**Written problem:** Collect every line that includes the string "formats".

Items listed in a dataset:
__________________________________________________

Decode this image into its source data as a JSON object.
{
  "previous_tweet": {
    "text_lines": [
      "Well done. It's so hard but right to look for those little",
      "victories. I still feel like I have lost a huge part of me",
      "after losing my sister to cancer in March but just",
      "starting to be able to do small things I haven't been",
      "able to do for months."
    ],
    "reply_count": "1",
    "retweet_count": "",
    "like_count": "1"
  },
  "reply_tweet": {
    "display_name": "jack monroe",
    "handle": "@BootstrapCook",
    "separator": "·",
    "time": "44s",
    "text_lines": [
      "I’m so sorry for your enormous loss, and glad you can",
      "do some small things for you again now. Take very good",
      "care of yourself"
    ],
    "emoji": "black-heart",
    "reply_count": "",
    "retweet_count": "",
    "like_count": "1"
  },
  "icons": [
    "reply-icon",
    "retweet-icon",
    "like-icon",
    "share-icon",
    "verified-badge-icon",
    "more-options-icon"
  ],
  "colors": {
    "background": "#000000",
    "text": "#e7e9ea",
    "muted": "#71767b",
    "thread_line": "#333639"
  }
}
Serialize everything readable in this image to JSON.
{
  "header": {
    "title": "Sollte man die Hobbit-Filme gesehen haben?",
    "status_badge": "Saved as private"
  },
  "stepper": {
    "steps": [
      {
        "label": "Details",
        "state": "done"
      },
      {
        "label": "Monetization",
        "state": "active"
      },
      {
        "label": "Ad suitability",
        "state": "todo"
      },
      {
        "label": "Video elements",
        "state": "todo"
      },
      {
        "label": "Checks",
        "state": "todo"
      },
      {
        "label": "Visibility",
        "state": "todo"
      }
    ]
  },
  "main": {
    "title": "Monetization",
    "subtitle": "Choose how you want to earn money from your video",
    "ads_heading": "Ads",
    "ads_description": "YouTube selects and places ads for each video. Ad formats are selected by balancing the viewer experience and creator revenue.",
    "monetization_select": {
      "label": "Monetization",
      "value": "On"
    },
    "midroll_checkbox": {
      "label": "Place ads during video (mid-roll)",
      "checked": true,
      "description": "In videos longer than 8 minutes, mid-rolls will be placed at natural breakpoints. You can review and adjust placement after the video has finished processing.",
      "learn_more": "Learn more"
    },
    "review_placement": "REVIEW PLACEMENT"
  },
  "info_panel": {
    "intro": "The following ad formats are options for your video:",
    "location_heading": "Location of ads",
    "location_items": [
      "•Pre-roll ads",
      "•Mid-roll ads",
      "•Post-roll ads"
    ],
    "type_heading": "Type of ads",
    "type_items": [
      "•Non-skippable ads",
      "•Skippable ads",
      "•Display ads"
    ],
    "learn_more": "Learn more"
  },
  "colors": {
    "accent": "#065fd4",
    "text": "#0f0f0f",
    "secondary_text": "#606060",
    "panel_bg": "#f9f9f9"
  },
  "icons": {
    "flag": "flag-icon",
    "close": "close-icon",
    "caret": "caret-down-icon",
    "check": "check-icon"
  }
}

__________________________________________________

**Answer:**
    "ads_description": "YouTube selects and places ads for each video. Ad formats are selected by balancing the viewer experience and creator revenue.",
    "intro": "The following ad formats are options for your video:",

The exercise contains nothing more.